EXCERPTED RECORDS:
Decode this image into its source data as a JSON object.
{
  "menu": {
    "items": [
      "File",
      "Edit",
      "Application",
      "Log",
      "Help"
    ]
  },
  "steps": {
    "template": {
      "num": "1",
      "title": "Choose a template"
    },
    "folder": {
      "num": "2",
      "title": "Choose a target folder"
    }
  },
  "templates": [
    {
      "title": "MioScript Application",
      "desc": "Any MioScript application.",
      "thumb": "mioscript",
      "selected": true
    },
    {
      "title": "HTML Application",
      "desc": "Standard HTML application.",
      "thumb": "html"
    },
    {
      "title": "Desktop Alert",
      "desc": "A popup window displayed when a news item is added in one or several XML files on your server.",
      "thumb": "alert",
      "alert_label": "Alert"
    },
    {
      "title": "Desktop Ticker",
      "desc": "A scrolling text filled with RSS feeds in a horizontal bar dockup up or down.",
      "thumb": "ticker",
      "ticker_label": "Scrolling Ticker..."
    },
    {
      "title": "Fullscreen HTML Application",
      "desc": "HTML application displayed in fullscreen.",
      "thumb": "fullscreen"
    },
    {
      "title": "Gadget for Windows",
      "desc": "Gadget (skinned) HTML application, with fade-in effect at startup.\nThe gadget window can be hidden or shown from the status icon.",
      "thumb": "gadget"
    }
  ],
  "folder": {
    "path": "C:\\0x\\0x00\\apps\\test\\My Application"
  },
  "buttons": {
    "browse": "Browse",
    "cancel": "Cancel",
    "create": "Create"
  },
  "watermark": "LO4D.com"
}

GOAL OF THE EXERCISE:
Reproduce the records in full, exactly as written.

THE REPLY:
Decode this image into its source data as a JSON object.
{
  "menu": {
    "items": [
      "File",
      "Edit",
      "Application",
      "Log",
      "Help"
    ]
  },
  "steps": {
    "template": {
      "num": "1",
      "title": "Choose a template"
    },
    "folder": {
      "num": "2",
      "title": "Choose a target folder"
    }
  },
  "templates": [
    {
      "title": "MioScript Application",
      "desc": "Any MioScript application.",
      "thumb": "mioscript",
      "selected": true
    },
    {
      "title": "HTML Application",
      "desc": "Standard HTML application.",
      "thumb": "html"
    },
    {
      "title": "Desktop Alert",
      "desc": "A popup window displayed when a news item is added in one or several XML files on your server.",
      "thumb": "alert",
      "alert_label": "Alert"
    },
    {
      "title": "Desktop Ticker",
      "desc": "A scrolling text filled with RSS feeds in a horizontal bar dockup up or down.",
      "thumb": "ticker",
      "ticker_label": "Scrolling Ticker..."
    },
    {
      "title": "Fullscreen HTML Application",
      "desc": "HTML application displayed in fullscreen.",
      "thumb": "fullscreen"
    },
    {
      "title": "Gadget for Windows",
      "desc": "Gadget (skinned) HTML application, with fade-in effect at startup.\nThe gadget window can be hidden or shown from the status icon.",
      "thumb": "gadget"
    }
  ],
  "folder": {
    "path": "C:\\0x\\0x00\\apps\\test\\My Application"
  },
  "buttons": {
    "browse": "Browse",
    "cancel": "Cancel",
    "create": "Create"
  },
  "watermark": "LO4D.com"
}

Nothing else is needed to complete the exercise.